──────── Provided records ────────

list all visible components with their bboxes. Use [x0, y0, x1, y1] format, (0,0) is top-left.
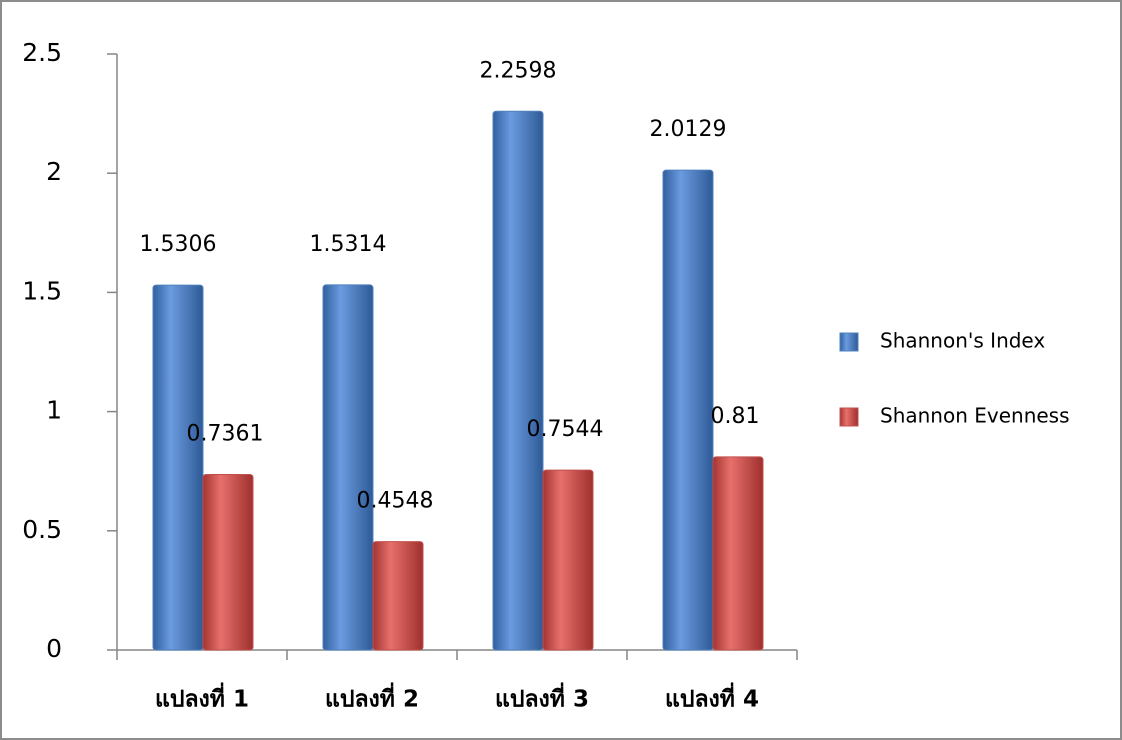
- legend-label: Shannon Evenness: [880, 404, 1070, 428]
- value-label: 2.0129: [650, 117, 727, 142]
- y-tick-label: 0: [46, 634, 62, 663]
- x-tick-label: แปลงที่ 3: [495, 682, 589, 713]
- bar: [202, 474, 254, 651]
- bar: [712, 456, 764, 651]
- x-tick-label: แปลงที่ 4: [665, 682, 759, 713]
- legend-swatch: [839, 332, 859, 352]
- x-tick-label: แปลงที่ 2: [325, 682, 419, 713]
- value-label: 0.4548: [357, 489, 434, 514]
- legend-label: Shannon's Index: [880, 329, 1045, 353]
- bar: [492, 110, 544, 651]
- y-tick-label: 2: [46, 157, 62, 186]
- bar: [662, 169, 714, 651]
- x-tick-label: แปลงที่ 1: [155, 682, 249, 713]
- bar: [152, 284, 204, 651]
- bar: [372, 541, 424, 651]
- value-label: 0.81: [711, 404, 760, 429]
- y-tick-label: 1.5: [22, 276, 62, 305]
- bar: [542, 469, 594, 651]
- value-label: 2.2598: [480, 58, 557, 83]
- value-label: 0.7361: [187, 422, 264, 447]
- y-tick-label: 1: [46, 396, 62, 425]
- legend-swatch: [839, 407, 859, 427]
- bar: [322, 284, 374, 651]
- y-tick-label: 2.5: [22, 38, 62, 67]
- value-label: 1.5314: [310, 232, 387, 257]
- value-label: 1.5306: [140, 232, 217, 257]
- value-label: 0.7544: [527, 417, 604, 442]
- y-tick-label: 0.5: [22, 515, 62, 544]
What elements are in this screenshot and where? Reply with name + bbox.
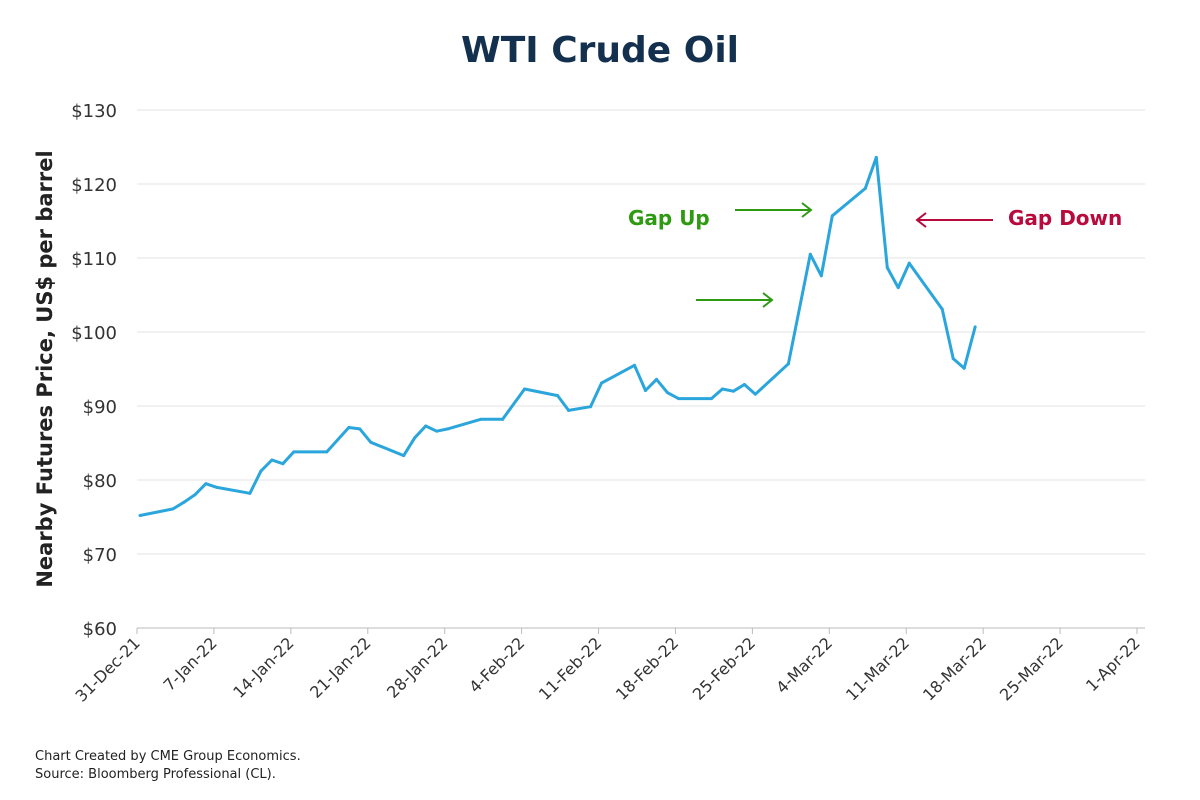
y-tick-label: $70 [83, 545, 117, 566]
data-point [292, 450, 296, 454]
data-point [523, 387, 527, 391]
footer-source: Source: Bloomberg Professional (CL). [35, 767, 276, 782]
data-point [720, 387, 724, 391]
footer-credit: Chart Created by CME Group Economics. [35, 749, 301, 764]
x-tick-label: 1-Apr-22 [1082, 633, 1144, 695]
x-tick-label: 14-Jan-22 [229, 633, 297, 701]
data-point [182, 500, 186, 504]
y-tick-label: $120 [71, 175, 117, 196]
x-tick-label: 11-Feb-22 [535, 633, 605, 703]
x-tick-label: 11-Mar-22 [842, 633, 913, 704]
data-point [940, 307, 944, 311]
data-point [633, 363, 637, 367]
data-point [885, 266, 889, 270]
data-point [753, 392, 757, 396]
data-point [479, 417, 483, 421]
data-point [742, 383, 746, 387]
annotations: Gap Up Gap Down [628, 202, 1122, 308]
data-point [589, 405, 593, 409]
data-point [369, 440, 373, 444]
data-point [325, 450, 329, 454]
data-point [501, 417, 505, 421]
x-tick-label: 7-Jan-22 [159, 633, 220, 694]
x-axis: 31-Dec-21 7-Jan-22 14-Jan-22 21-Jan-22 28-Ja… [72, 627, 1145, 706]
data-point [556, 394, 560, 398]
data-point [446, 427, 450, 431]
data-point [786, 362, 790, 366]
data-point [896, 286, 900, 290]
data-point [808, 252, 812, 256]
data-point [819, 274, 823, 278]
price-line [139, 155, 977, 517]
x-tick-label: 18-Feb-22 [612, 633, 682, 703]
y-tick-label: $60 [83, 619, 117, 640]
data-point [358, 427, 362, 431]
x-tick-label: 25-Feb-22 [689, 633, 759, 703]
data-point [709, 397, 713, 401]
footer: Chart Created by CME Group Economics. So… [35, 748, 301, 784]
data-point [347, 425, 351, 429]
data-point [204, 482, 208, 486]
gap-down-label: Gap Down [1008, 206, 1122, 230]
data-point [874, 155, 878, 159]
data-point [193, 493, 197, 497]
data-point [654, 377, 658, 381]
data-point [413, 436, 417, 440]
x-tick-label: 28-Jan-22 [383, 633, 451, 701]
x-tick-label: 4-Mar-22 [772, 633, 836, 697]
data-point [248, 491, 252, 495]
data-point [731, 389, 735, 393]
data-point [676, 397, 680, 401]
x-tick-label: 4-Feb-22 [465, 633, 528, 696]
data-point [171, 507, 175, 511]
data-point [863, 186, 867, 190]
x-tick-label: 21-Jan-22 [306, 633, 374, 701]
gridlines [137, 109, 1145, 555]
y-tick-label: $110 [71, 249, 117, 270]
data-point [643, 388, 647, 392]
data-point [281, 462, 285, 466]
data-point [962, 366, 966, 370]
data-point [259, 469, 263, 473]
data-point [424, 424, 428, 428]
data-point [435, 429, 439, 433]
y-axis-label: Nearby Futures Price, US$ per barrel [33, 150, 57, 587]
y-tick-label: $80 [83, 471, 117, 492]
data-point [907, 261, 911, 265]
data-point [215, 485, 219, 489]
y-tick-label: $90 [83, 397, 117, 418]
data-point [830, 214, 834, 218]
gap-down-arrow [915, 212, 993, 228]
data-point [567, 408, 571, 412]
y-tick-label: $130 [71, 101, 117, 122]
x-tick-label: 18-Mar-22 [919, 633, 990, 704]
data-point [665, 391, 669, 395]
gap-up-arrow-2 [696, 292, 774, 308]
series [138, 155, 977, 518]
data-point [402, 454, 406, 458]
gap-up-arrow-1 [735, 202, 813, 218]
gap-up-label: Gap Up [628, 206, 710, 230]
chart-title: WTI Crude Oil [461, 30, 739, 71]
x-tick-label: 31-Dec-21 [72, 633, 144, 705]
data-point [951, 357, 955, 361]
data-point [138, 514, 142, 518]
x-tick-label: 25-Mar-22 [996, 633, 1067, 704]
data-point [973, 325, 977, 329]
data-point [270, 458, 274, 462]
y-axis-ticks: $60 $70 $80 $90 $100 $110 $120 $130 [71, 101, 117, 640]
y-tick-label: $100 [71, 323, 117, 344]
data-point [600, 381, 604, 385]
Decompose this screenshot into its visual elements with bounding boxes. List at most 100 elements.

────────

#### Task prompt
Present the listing's lines from the one holding "- legend-label: Shannon Evenness: [880, 404, 1070, 428]" through the one holding "- x-tick-label: แปลงที่ 4: [665, 682, 759, 713]", inclusive, as a Markdown table with the columns Row and Line. Number each row and skip any blank lines.

#### Output below
| Row | Line |
|---|---|
| 1 | - legend-label: Shannon Evenness: [880, 404, 1070, 428] |
| 2 | - value-label: 2.0129: [650, 117, 727, 142] |
| 3 | - y-tick-label: 0: [46, 634, 62, 663] |
| 4 | - x-tick-label: แปลงที่ 3: [495, 682, 589, 713] |
| 5 | - bar: [202, 474, 254, 651] |
| 6 | - bar: [712, 456, 764, 651] |
| 7 | - x-tick-label: แปลงที่ 4: [665, 682, 759, 713] |